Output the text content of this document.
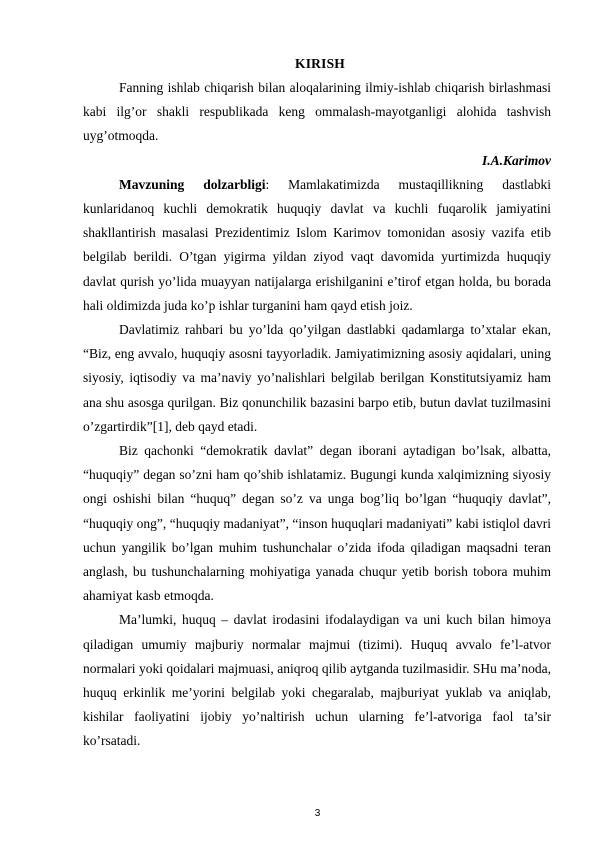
KIRISH

Fanning ishlab chiqarish bilan aloqalarining ilmiy-ishlab chiqarish birlashmasi kabi ilg’or shakli respublikada keng ommalash-mayotganligi alohida tashvish uyg’otmoqda.

I.A.Karimov

Mavzuning dolzarbligi: Mamlakatimizda mustaqillikning dastlabki kunlaridanoq kuchli demokratik huquqiy davlat va kuchli fuqarolik jamiyatini shakllantirish masalasi Prezidentimiz Islom Karimov tomonidan asosiy vazifa etib belgilab berildi. O’tgan yigirma yildan ziyod vaqt davomida yurtimizda huquqiy davlat qurish yo’lida muayyan natijalarga erishilganini e’tirof etgan holda, bu borada hali oldimizda juda ko’p ishlar turganini ham qayd etish joiz.

Davlatimiz rahbari bu yo’lda qo’yilgan dastlabki qadamlarga to’xtalar ekan, “Biz, eng avvalo, huquqiy asosni tayyorladik. Jamiyatimizning asosiy aqidalari, uning siyosiy, iqtisodiy va ma’naviy yo’nalishlari belgilab berilgan Konstitutsiyamiz ham ana shu asosga qurilgan. Biz qonunchilik bazasini barpo etib, butun davlat tuzilmasini o’zgartirdik”[1], deb qayd etadi.

Biz qachonki “demokratik davlat” degan iborani aytadigan bo’lsak, albatta, “huquqiy” degan so’zni ham qo’shib ishlatamiz. Bugungi kunda xalqimizning siyosiy ongi oshishi bilan “huquq” degan so’z va unga bog’liq bo’lgan “huquqiy davlat”, “huquqiy ong”, “huquqiy madaniyat”, “inson huquqlari madaniyati” kabi istiqlol davri uchun yangilik bo’lgan muhim tushunchalar o’zida ifoda qiladigan maqsadni teran anglash, bu tushunchalarning mohiyatiga yanada chuqur yetib borish tobora muhim ahamiyat kasb etmoqda.

Ma’lumki, huquq – davlat irodasini ifodalaydigan va uni kuch bilan himoya qiladigan umumiy majburiy normalar majmui (tizimi). Huquq avvalo fe’l-atvor normalari yoki qoidalari majmuasi, aniqroq qilib aytganda tuzilmasidir. SHu ma’noda, huquq erkinlik me’yorini belgilab yoki chegaralab, majburiyat yuklab va aniqlab, kishilar faoliyatini ijobiy yo’naltirish uchun ularning fe’l-atvoriga faol ta’sir ko’rsatadi.

3
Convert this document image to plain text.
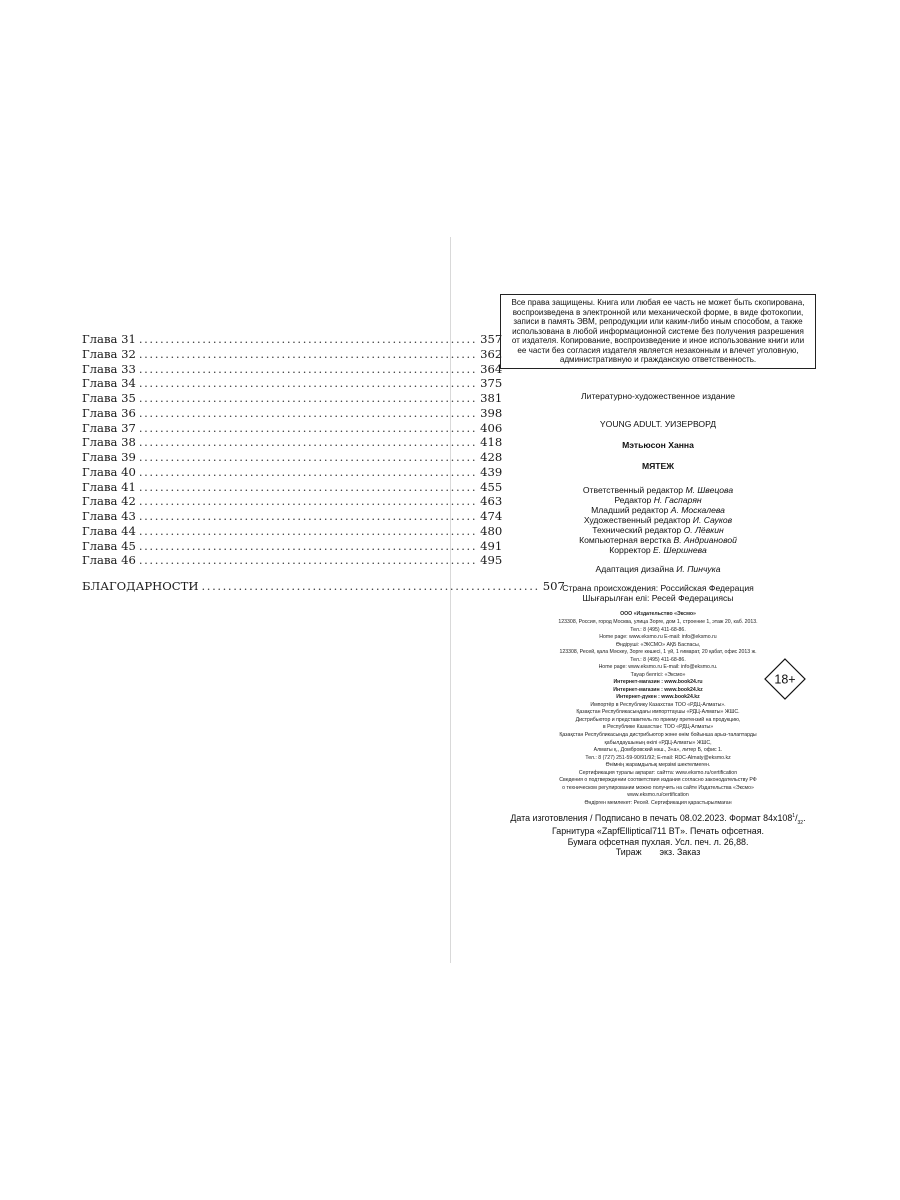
Глава 31 ................................................................ 357
Глава 32 ................................................................ 362
Глава 33 ................................................................ 364
Глава 34 ................................................................ 375
Глава 35 ................................................................ 381
Глава 36 ................................................................ 398
Глава 37 ................................................................ 406
Глава 38 ................................................................ 418
Глава 39 ................................................................ 428
Глава 40 ................................................................ 439
Глава 41 ................................................................ 455
Глава 42 ................................................................ 463
Глава 43 ................................................................ 474
Глава 44 ................................................................ 480
Глава 45 ................................................................ 491
Глава 46 ................................................................ 495
БЛАГОДАРНОСТИ ................................................................ 507
Все права защищены. Книга или любая ее часть не может быть скопирована, воспроизведена в электронной или механической форме, в виде фотокопии, записи в память ЭВМ, репродукции или каким-либо иным способом, а также использована в любой информационной системе без получения разрешения от издателя. Копирование, воспроизведение и иное использование книги или ее части без согласия издателя является незаконным и влечет уголовную, административную и гражданскую ответственность.
Литературно-художественное издание
YOUNG ADULT. УИЗЕРВОРД
Мэтьюсон Ханна
МЯТЕЖ
Ответственный редактор М. Швецова
Редактор Н. Гаспарян
Младший редактор А. Москалева
Художественный редактор И. Сауков
Технический редактор О. Лёвкин
Компьютерная верстка В. Андриановой
Корректор Е. Шершнева
Адаптация дизайна И. Пинчука
Страна происхождения: Российская Федерация
Шығарылған елі: Ресей Федерациясы
ООО «Издательство «Эксмо»
123308, Россия, город Москва, улица Зорге, дом 1, строение 1, этаж 20, каб. 2013.
Тел.: 8 (495) 411-68-86.
Home page: www.eksmo.ru E-mail: info@eksmo.ru
Өндіруші: «ЭКСМО» АҚБ Баспасы,
123308, Ресей, қала Мәскеу, Зорге көшесі, 1 үй, 1 ғимарат, 20 қабат, офис 2013 ж.
Тел.: 8 (495) 411-68-86.
Home page: www.eksmo.ru E-mail: info@eksmo.ru.
Тауар белгісі: «Эксмо»
Интернет-магазин : www.book24.ru
Интернет-магазин : www.book24.kz
Интернет-дүкен : www.book24.kz
Импортёр в Республику Казахстан ТОО «РДЦ-Алматы».
Қазақстан Республикасындағы импорттаушы «РДЦ-Алматы» ЖШС.
Дистрибьютор и представитель по приему претензий на продукцию,
в Республике Казахстан: ТОО «РДЦ-Алматы»
Қазақстан Республикасында дистрибьютор және өнім бойынша арыз-талаптарды
қабылдаушының өкілі «РДЦ-Алматы» ЖШС,
Алматы қ., Домбровский көш., 3«а», литер Б, офис 1.
Тел.: 8 (727) 251-59-90/91/92; E-mail: RDC-Almaty@eksmo.kz
Өнімнің жарамдылық мерзімі шектелмеген.
Сертификация туралы ақпарат: сайтта: www.eksmo.ru/certification
Сведения о подтверждении соответствия издания согласно законодательству РФ
о техническом регулировании можно получить на сайте Издательства «Эксмо»
www.eksmo.ru/certification
Өндірген мемлекет: Ресей. Сертификация қарастырылмаған
Дата изготовления / Подписано в печать 08.02.2023. Формат $84x108^1/_{32}$.
Гарнитура «ZapfElliptical711 BT». Печать офсетная.
Бумага офсетная пухлая. Усл. печ. л. 26,88.
Тираж экз. Заказ
18+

• • • • • • •

#### [Task description]
Reproduce every line of the material precisely, omitting its pictures.

#### [Written response]
Output the text content of this document.
KIRISH

Fanning ishlab chiqarish bilan aloqalarining ilmiy-ishlab chiqarish birlashmasi kabi ilg’or shakli respublikada keng ommalash-mayotganligi alohida tashvish uyg’otmoqda.

I.A.Karimov

Mavzuning dolzarbligi: Mamlakatimizda mustaqillikning dastlabki kunlaridanoq kuchli demokratik huquqiy davlat va kuchli fuqarolik jamiyatini shakllantirish masalasi Prezidentimiz Islom Karimov tomonidan asosiy vazifa etib belgilab berildi. O’tgan yigirma yildan ziyod vaqt davomida yurtimizda huquqiy davlat qurish yo’lida muayyan natijalarga erishilganini e’tirof etgan holda, bu borada hali oldimizda juda ko’p ishlar turganini ham qayd etish joiz.

Davlatimiz rahbari bu yo’lda qo’yilgan dastlabki qadamlarga to’xtalar ekan, “Biz, eng avvalo, huquqiy asosni tayyorladik. Jamiyatimizning asosiy aqidalari, uning siyosiy, iqtisodiy va ma’naviy yo’nalishlari belgilab berilgan Konstitutsiyamiz ham ana shu asosga qurilgan. Biz qonunchilik bazasini barpo etib, butun davlat tuzilmasini o’zgartirdik”[1], deb qayd etadi.

Biz qachonki “demokratik davlat” degan iborani aytadigan bo’lsak, albatta, “huquqiy” degan so’zni ham qo’shib ishlatamiz. Bugungi kunda xalqimizning siyosiy ongi oshishi bilan “huquq” degan so’z va unga bog’liq bo’lgan “huquqiy davlat”, “huquqiy ong”, “huquqiy madaniyat”, “inson huquqlari madaniyati” kabi istiqlol davri uchun yangilik bo’lgan muhim tushunchalar o’zida ifoda qiladigan maqsadni teran anglash, bu tushunchalarning mohiyatiga yanada chuqur yetib borish tobora muhim ahamiyat kasb etmoqda.

Ma’lumki, huquq – davlat irodasini ifodalaydigan va uni kuch bilan himoya qiladigan umumiy majburiy normalar majmui (tizimi). Huquq avvalo fe’l-atvor normalari yoki qoidalari majmuasi, aniqroq qilib aytganda tuzilmasidir. SHu ma’noda, huquq erkinlik me’yorini belgilab yoki chegaralab, majburiyat yuklab va aniqlab, kishilar faoliyatini ijobiy yo’naltirish uchun ularning fe’l-atvoriga faol ta’sir ko’rsatadi.

3
Convert this document image to plain text.
Глава 31 ................................................................ 357
Глава 32 ................................................................ 362
Глава 33 ................................................................ 364
Глава 34 ................................................................ 375
Глава 35 ................................................................ 381
Глава 36 ................................................................ 398
Глава 37 ................................................................ 406
Глава 38 ................................................................ 418
Глава 39 ................................................................ 428
Глава 40 ................................................................ 439
Глава 41 ................................................................ 455
Глава 42 ................................................................ 463
Глава 43 ................................................................ 474
Глава 44 ................................................................ 480
Глава 45 ................................................................ 491
Глава 46 ................................................................ 495
БЛАГОДАРНОСТИ ................................................................ 507
Все права защищены. Книга или любая ее часть не может быть скопирована, воспроизведена в электронной или механической форме, в виде фотокопии, записи в память ЭВМ, репродукции или каким-либо иным способом, а также использована в любой информационной системе без получения разрешения от издателя. Копирование, воспроизведение и иное использование книги или ее части без согласия издателя является незаконным и влечет уголовную, административную и гражданскую ответственность.
Литературно-художественное издание
YOUNG ADULT. УИЗЕРВОРД
Мэтьюсон Ханна
МЯТЕЖ
Ответственный редактор М. Швецова
Редактор Н. Гаспарян
Младший редактор А. Москалева
Художественный редактор И. Сауков
Технический редактор О. Лёвкин
Компьютерная верстка В. Андриановой
Корректор Е. Шершнева
Адаптация дизайна И. Пинчука
Страна происхождения: Российская Федерация
Шығарылған елі: Ресей Федерациясы
ООО «Издательство «Эксмо»
123308, Россия, город Москва, улица Зорге, дом 1, строение 1, этаж 20, каб. 2013.
Тел.: 8 (495) 411-68-86.
Home page: www.eksmo.ru E-mail: info@eksmo.ru
Өндіруші: «ЭКСМО» АҚБ Баспасы,
123308, Ресей, қала Мәскеу, Зорге көшесі, 1 үй, 1 ғимарат, 20 қабат, офис 2013 ж.
Тел.: 8 (495) 411-68-86.
Home page: www.eksmo.ru E-mail: info@eksmo.ru.
Тауар белгісі: «Эксмо»
Интернет-магазин : www.book24.ru
Интернет-магазин : www.book24.kz
Интернет-дүкен : www.book24.kz
Импортёр в Республику Казахстан ТОО «РДЦ-Алматы».
Қазақстан Республикасындағы импорттаушы «РДЦ-Алматы» ЖШС.
Дистрибьютор и представитель по приему претензий на продукцию,
в Республике Казахстан: ТОО «РДЦ-Алматы»
Қазақстан Республикасында дистрибьютор және өнім бойынша арыз-талаптарды
қабылдаушының өкілі «РДЦ-Алматы» ЖШС,
Алматы қ., Домбровский көш., 3«а», литер Б, офис 1.
Тел.: 8 (727) 251-59-90/91/92; E-mail: RDC-Almaty@eksmo.kz
Өнімнің жарамдылық мерзімі шектелмеген.
Сертификация туралы ақпарат: сайтта: www.eksmo.ru/certification
Сведения о подтверждении соответствия издания согласно законодательству РФ
о техническом регулировании можно получить на сайте Издательства «Эксмо»
www.eksmo.ru/certification
Өндірген мемлекет: Ресей. Сертификация қарастырылмаған
Дата изготовления / Подписано в печать 08.02.2023. Формат $84x108^1/_{32}$.
Гарнитура «ZapfElliptical711 BT». Печать офсетная.
Бумага офсетная пухлая. Усл. печ. л. 26,88.
Тираж экз. Заказ
18+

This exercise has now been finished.